++++ RECORDS FOR THE EXERCISE

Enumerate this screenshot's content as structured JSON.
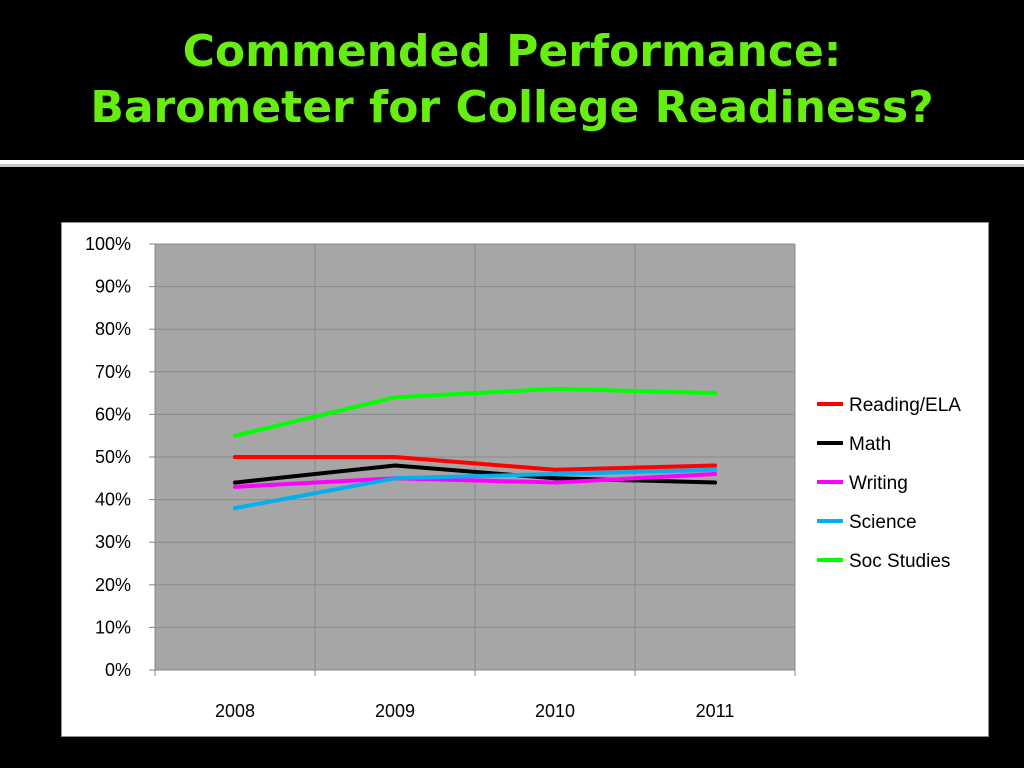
{
  "slide": {
    "title_line1": "Commended Performance:",
    "title_line2": "Barometer for College Readiness?",
    "title_color": "#66ee11",
    "background_color": "#000000"
  },
  "chart_data": {
    "type": "line",
    "categories": [
      "2008",
      "2009",
      "2010",
      "2011"
    ],
    "series": [
      {
        "name": "Reading/ELA",
        "color": "#ff0000",
        "values": [
          50,
          50,
          47,
          48
        ]
      },
      {
        "name": "Math",
        "color": "#000000",
        "values": [
          44,
          48,
          45,
          44
        ]
      },
      {
        "name": "Writing",
        "color": "#ff00ff",
        "values": [
          43,
          45,
          44,
          46
        ]
      },
      {
        "name": "Science",
        "color": "#00b0f0",
        "values": [
          38,
          45,
          46,
          47
        ]
      },
      {
        "name": "Soc Studies",
        "color": "#00ff00",
        "values": [
          55,
          64,
          66,
          65
        ]
      }
    ],
    "ylim": [
      0,
      100
    ],
    "y_ticks": [
      0,
      10,
      20,
      30,
      40,
      50,
      60,
      70,
      80,
      90,
      100
    ],
    "y_tick_suffix": "%",
    "title": "",
    "xlabel": "",
    "ylabel": "",
    "grid": true,
    "plot_background": "#a6a6a6",
    "legend_position": "right"
  }
}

++++++++

» WHAT YOU ARE ASKED TO DO
Look through the records and gather each line with the word "name".

» SOLVED EXERCISE
        "name": "Reading/ELA",
        "name": "Math",
        "name": "Writing",
        "name": "Science",
        "name": "Soc Studies",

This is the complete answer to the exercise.